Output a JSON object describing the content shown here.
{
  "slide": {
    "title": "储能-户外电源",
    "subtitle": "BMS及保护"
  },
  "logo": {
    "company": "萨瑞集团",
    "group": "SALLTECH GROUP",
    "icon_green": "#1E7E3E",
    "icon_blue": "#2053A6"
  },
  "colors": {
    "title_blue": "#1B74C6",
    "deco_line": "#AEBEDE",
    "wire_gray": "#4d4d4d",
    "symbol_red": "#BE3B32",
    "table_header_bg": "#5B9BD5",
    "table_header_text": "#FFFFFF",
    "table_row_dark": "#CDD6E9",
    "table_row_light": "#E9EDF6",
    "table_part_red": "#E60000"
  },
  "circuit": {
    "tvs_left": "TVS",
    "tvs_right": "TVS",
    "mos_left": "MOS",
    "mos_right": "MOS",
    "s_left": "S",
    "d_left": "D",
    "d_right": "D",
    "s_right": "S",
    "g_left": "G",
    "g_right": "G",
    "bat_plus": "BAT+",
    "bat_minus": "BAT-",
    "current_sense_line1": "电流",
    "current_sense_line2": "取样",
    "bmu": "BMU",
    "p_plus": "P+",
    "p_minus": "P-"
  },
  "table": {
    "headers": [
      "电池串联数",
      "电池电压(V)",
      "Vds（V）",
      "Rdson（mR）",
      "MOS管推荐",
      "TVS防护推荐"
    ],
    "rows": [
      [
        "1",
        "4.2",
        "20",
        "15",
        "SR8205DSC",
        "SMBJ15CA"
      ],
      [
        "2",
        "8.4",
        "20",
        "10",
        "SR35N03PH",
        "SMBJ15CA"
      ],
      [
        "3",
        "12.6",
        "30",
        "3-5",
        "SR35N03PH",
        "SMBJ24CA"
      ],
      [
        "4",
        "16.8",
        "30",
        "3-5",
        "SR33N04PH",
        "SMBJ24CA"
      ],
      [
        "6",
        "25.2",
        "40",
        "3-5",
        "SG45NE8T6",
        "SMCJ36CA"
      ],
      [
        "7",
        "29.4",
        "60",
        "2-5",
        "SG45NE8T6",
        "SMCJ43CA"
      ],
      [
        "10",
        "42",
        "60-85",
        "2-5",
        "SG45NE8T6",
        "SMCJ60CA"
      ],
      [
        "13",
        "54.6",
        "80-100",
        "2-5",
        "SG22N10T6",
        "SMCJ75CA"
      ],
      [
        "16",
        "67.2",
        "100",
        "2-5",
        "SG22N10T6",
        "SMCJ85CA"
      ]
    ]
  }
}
....
▶ _What the task requires_:
Write out the entries above once more, without altering anything.

▶ _Right answer_:
Output a JSON object describing the content shown here.
{
  "slide": {
    "title": "储能-户外电源",
    "subtitle": "BMS及保护"
  },
  "logo": {
    "company": "萨瑞集团",
    "group": "SALLTECH GROUP",
    "icon_green": "#1E7E3E",
    "icon_blue": "#2053A6"
  },
  "colors": {
    "title_blue": "#1B74C6",
    "deco_line": "#AEBEDE",
    "wire_gray": "#4d4d4d",
    "symbol_red": "#BE3B32",
    "table_header_bg": "#5B9BD5",
    "table_header_text": "#FFFFFF",
    "table_row_dark": "#CDD6E9",
    "table_row_light": "#E9EDF6",
    "table_part_red": "#E60000"
  },
  "circuit": {
    "tvs_left": "TVS",
    "tvs_right": "TVS",
    "mos_left": "MOS",
    "mos_right": "MOS",
    "s_left": "S",
    "d_left": "D",
    "d_right": "D",
    "s_right": "S",
    "g_left": "G",
    "g_right": "G",
    "bat_plus": "BAT+",
    "bat_minus": "BAT-",
    "current_sense_line1": "电流",
    "current_sense_line2": "取样",
    "bmu": "BMU",
    "p_plus": "P+",
    "p_minus": "P-"
  },
  "table": {
    "headers": [
      "电池串联数",
      "电池电压(V)",
      "Vds（V）",
      "Rdson（mR）",
      "MOS管推荐",
      "TVS防护推荐"
    ],
    "rows": [
      [
        "1",
        "4.2",
        "20",
        "15",
        "SR8205DSC",
        "SMBJ15CA"
      ],
      [
        "2",
        "8.4",
        "20",
        "10",
        "SR35N03PH",
        "SMBJ15CA"
      ],
      [
        "3",
        "12.6",
        "30",
        "3-5",
        "SR35N03PH",
        "SMBJ24CA"
      ],
      [
        "4",
        "16.8",
        "30",
        "3-5",
        "SR33N04PH",
        "SMBJ24CA"
      ],
      [
        "6",
        "25.2",
        "40",
        "3-5",
        "SG45NE8T6",
        "SMCJ36CA"
      ],
      [
        "7",
        "29.4",
        "60",
        "2-5",
        "SG45NE8T6",
        "SMCJ43CA"
      ],
      [
        "10",
        "42",
        "60-85",
        "2-5",
        "SG45NE8T6",
        "SMCJ60CA"
      ],
      [
        "13",
        "54.6",
        "80-100",
        "2-5",
        "SG22N10T6",
        "SMCJ75CA"
      ],
      [
        "16",
        "67.2",
        "100",
        "2-5",
        "SG22N10T6",
        "SMCJ85CA"
      ]
    ]
  }
}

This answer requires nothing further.